_Task directions_
Copy each of the lines below word for word, leaving nothing out and changing nothing.

** begin Records to process **

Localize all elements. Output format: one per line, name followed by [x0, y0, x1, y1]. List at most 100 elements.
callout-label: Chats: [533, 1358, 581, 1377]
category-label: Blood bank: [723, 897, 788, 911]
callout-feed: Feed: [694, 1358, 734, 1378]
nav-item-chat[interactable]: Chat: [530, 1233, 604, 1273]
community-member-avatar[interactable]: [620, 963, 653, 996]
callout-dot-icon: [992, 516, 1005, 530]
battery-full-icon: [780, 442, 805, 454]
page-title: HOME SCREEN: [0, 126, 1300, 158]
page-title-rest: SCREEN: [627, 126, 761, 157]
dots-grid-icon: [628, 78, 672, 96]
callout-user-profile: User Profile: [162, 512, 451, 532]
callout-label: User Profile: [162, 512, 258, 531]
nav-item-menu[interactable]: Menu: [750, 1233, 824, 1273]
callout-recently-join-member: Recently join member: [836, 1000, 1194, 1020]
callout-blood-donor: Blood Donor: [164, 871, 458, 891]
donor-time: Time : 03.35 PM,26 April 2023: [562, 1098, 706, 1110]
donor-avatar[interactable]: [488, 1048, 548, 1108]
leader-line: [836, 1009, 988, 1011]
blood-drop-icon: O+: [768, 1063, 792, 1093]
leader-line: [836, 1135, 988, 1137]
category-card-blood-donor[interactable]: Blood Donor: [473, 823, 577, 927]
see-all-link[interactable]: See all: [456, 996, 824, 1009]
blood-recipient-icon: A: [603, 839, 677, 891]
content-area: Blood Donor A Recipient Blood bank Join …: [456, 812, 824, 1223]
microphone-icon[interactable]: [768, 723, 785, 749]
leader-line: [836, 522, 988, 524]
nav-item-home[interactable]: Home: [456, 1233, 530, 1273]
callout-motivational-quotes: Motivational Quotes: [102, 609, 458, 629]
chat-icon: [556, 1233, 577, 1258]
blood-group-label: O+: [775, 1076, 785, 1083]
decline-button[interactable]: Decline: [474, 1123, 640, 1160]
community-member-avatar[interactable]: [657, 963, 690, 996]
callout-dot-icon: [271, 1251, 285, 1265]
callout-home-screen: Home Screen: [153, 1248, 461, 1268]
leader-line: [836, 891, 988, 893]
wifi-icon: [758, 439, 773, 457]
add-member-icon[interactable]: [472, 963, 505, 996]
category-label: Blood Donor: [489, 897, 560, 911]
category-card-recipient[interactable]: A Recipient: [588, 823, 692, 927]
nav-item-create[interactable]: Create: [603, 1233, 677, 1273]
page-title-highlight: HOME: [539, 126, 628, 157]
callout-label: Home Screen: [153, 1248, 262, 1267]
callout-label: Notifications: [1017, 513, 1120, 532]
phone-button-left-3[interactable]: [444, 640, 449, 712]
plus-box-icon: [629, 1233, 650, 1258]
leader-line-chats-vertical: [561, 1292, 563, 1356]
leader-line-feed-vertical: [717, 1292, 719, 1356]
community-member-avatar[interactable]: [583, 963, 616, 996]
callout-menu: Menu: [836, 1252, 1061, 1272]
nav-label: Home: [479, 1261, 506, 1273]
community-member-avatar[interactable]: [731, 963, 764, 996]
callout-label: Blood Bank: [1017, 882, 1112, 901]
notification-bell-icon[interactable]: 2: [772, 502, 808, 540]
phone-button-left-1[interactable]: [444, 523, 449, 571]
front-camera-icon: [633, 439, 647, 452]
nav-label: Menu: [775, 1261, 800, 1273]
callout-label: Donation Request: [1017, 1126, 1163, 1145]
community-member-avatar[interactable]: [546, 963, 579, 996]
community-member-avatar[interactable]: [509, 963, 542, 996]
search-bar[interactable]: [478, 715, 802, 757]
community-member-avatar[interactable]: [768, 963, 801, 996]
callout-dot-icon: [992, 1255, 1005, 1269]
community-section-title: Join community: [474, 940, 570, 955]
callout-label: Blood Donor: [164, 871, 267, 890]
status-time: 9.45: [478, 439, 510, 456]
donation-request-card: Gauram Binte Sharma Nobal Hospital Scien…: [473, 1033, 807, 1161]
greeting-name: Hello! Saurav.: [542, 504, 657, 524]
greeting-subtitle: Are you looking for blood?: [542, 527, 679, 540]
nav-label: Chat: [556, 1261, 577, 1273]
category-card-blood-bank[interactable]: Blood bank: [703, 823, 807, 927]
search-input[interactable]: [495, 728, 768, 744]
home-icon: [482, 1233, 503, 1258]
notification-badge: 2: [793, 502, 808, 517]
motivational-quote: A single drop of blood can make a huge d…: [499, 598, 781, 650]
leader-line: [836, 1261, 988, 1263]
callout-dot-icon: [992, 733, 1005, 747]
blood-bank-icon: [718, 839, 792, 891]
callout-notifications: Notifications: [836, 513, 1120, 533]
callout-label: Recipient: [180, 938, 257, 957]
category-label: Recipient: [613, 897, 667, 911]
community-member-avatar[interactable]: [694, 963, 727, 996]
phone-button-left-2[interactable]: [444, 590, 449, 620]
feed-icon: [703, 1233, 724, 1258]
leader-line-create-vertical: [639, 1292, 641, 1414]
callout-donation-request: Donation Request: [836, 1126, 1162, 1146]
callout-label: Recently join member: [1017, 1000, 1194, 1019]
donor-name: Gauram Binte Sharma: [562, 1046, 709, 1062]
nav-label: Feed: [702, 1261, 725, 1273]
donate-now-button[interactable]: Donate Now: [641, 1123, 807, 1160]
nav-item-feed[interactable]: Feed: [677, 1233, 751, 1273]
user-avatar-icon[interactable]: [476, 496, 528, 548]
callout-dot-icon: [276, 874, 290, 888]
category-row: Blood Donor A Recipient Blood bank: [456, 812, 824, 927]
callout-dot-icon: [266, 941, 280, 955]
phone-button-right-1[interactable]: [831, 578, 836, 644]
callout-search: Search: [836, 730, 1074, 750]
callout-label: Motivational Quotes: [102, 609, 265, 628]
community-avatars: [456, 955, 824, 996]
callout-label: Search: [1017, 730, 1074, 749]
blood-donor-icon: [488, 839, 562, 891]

** end Records to process **

_Output for this task_
Localize all elements. Output format: one per line, name followed by [x0, y0, x1, y1]. List at most 100 elements.
callout-label: Chats: [533, 1358, 581, 1377]
category-label: Blood bank: [723, 897, 788, 911]
callout-feed: Feed: [694, 1358, 734, 1378]
nav-item-chat[interactable]: Chat: [530, 1233, 604, 1273]
community-member-avatar[interactable]: [620, 963, 653, 996]
callout-dot-icon: [992, 516, 1005, 530]
battery-full-icon: [780, 442, 805, 454]
page-title: HOME SCREEN: [0, 126, 1300, 158]
page-title-rest: SCREEN: [627, 126, 761, 157]
dots-grid-icon: [628, 78, 672, 96]
callout-user-profile: User Profile: [162, 512, 451, 532]
callout-label: User Profile: [162, 512, 258, 531]
nav-item-menu[interactable]: Menu: [750, 1233, 824, 1273]
callout-recently-join-member: Recently join member: [836, 1000, 1194, 1020]
callout-blood-donor: Blood Donor: [164, 871, 458, 891]
donor-time: Time : 03.35 PM,26 April 2023: [562, 1098, 706, 1110]
donor-avatar[interactable]: [488, 1048, 548, 1108]
leader-line: [836, 1009, 988, 1011]
blood-drop-icon: O+: [768, 1063, 792, 1093]
leader-line: [836, 1135, 988, 1137]
category-card-blood-donor[interactable]: Blood Donor: [473, 823, 577, 927]
see-all-link[interactable]: See all: [456, 996, 824, 1009]
blood-recipient-icon: A: [603, 839, 677, 891]
content-area: Blood Donor A Recipient Blood bank Join …: [456, 812, 824, 1223]
microphone-icon[interactable]: [768, 723, 785, 749]
leader-line: [836, 522, 988, 524]
nav-item-home[interactable]: Home: [456, 1233, 530, 1273]
callout-motivational-quotes: Motivational Quotes: [102, 609, 458, 629]
chat-icon: [556, 1233, 577, 1258]
blood-group-label: O+: [775, 1076, 785, 1083]
decline-button[interactable]: Decline: [474, 1123, 640, 1160]
community-member-avatar[interactable]: [657, 963, 690, 996]
callout-dot-icon: [271, 1251, 285, 1265]
callout-home-screen: Home Screen: [153, 1248, 461, 1268]
leader-line: [836, 891, 988, 893]
wifi-icon: [758, 439, 773, 457]
add-member-icon[interactable]: [472, 963, 505, 996]
category-label: Blood Donor: [489, 897, 560, 911]
category-card-recipient[interactable]: A Recipient: [588, 823, 692, 927]
nav-item-create[interactable]: Create: [603, 1233, 677, 1273]
page-title-highlight: HOME: [539, 126, 628, 157]
callout-label: Home Screen: [153, 1248, 262, 1267]
callout-label: Notifications: [1017, 513, 1120, 532]
phone-button-left-3[interactable]: [444, 640, 449, 712]
plus-box-icon: [629, 1233, 650, 1258]
leader-line-chats-vertical: [561, 1292, 563, 1356]
leader-line-feed-vertical: [717, 1292, 719, 1356]
community-member-avatar[interactable]: [583, 963, 616, 996]
callout-menu: Menu: [836, 1252, 1061, 1272]
nav-label: Home: [479, 1261, 506, 1273]
community-member-avatar[interactable]: [731, 963, 764, 996]
callout-label: Blood Bank: [1017, 882, 1112, 901]
notification-bell-icon[interactable]: 2: [772, 502, 808, 540]
phone-button-left-1[interactable]: [444, 523, 449, 571]
front-camera-icon: [633, 439, 647, 452]
nav-label: Menu: [775, 1261, 800, 1273]
callout-label: Donation Request: [1017, 1126, 1163, 1145]
community-member-avatar[interactable]: [546, 963, 579, 996]
community-member-avatar[interactable]: [509, 963, 542, 996]
search-bar[interactable]: [478, 715, 802, 757]
community-member-avatar[interactable]: [768, 963, 801, 996]
callout-dot-icon: [992, 1255, 1005, 1269]
community-section-title: Join community: [474, 940, 570, 955]
callout-label: Blood Donor: [164, 871, 267, 890]
status-time: 9.45: [478, 439, 510, 456]
donation-request-card: Gauram Binte Sharma Nobal Hospital Scien…: [473, 1033, 807, 1161]
greeting-name: Hello! Saurav.: [542, 504, 657, 524]
greeting-subtitle: Are you looking for blood?: [542, 527, 679, 540]
nav-label: Chat: [556, 1261, 577, 1273]
category-card-blood-bank[interactable]: Blood bank: [703, 823, 807, 927]
search-input[interactable]: [495, 728, 768, 744]
home-icon: [482, 1233, 503, 1258]
notification-badge: 2: [793, 502, 808, 517]
motivational-quote: A single drop of blood can make a huge d…: [499, 598, 781, 650]
leader-line: [836, 1261, 988, 1263]
callout-dot-icon: [992, 733, 1005, 747]
blood-bank-icon: [718, 839, 792, 891]
callout-notifications: Notifications: [836, 513, 1120, 533]
callout-label: Recipient: [180, 938, 257, 957]
category-label: Recipient: [613, 897, 667, 911]
community-member-avatar[interactable]: [694, 963, 727, 996]
phone-button-left-2[interactable]: [444, 590, 449, 620]
feed-icon: [703, 1233, 724, 1258]
leader-line-create-vertical: [639, 1292, 641, 1414]
callout-donation-request: Donation Request: [836, 1126, 1162, 1146]
callout-label: Recently join member: [1017, 1000, 1194, 1019]
donor-name: Gauram Binte Sharma: [562, 1046, 709, 1062]
nav-label: Feed: [702, 1261, 725, 1273]
donate-now-button[interactable]: Donate Now: [641, 1123, 807, 1160]
nav-item-feed[interactable]: Feed: [677, 1233, 751, 1273]
user-avatar-icon[interactable]: [476, 496, 528, 548]
callout-dot-icon: [276, 874, 290, 888]
category-row: Blood Donor A Recipient Blood bank: [456, 812, 824, 927]
callout-dot-icon: [266, 941, 280, 955]
phone-button-right-1[interactable]: [831, 578, 836, 644]
callout-search: Search: [836, 730, 1074, 750]
callout-label: Motivational Quotes: [102, 609, 265, 628]
community-avatars: [456, 955, 824, 996]
callout-label: Search: [1017, 730, 1074, 749]
blood-donor-icon: [488, 839, 562, 891]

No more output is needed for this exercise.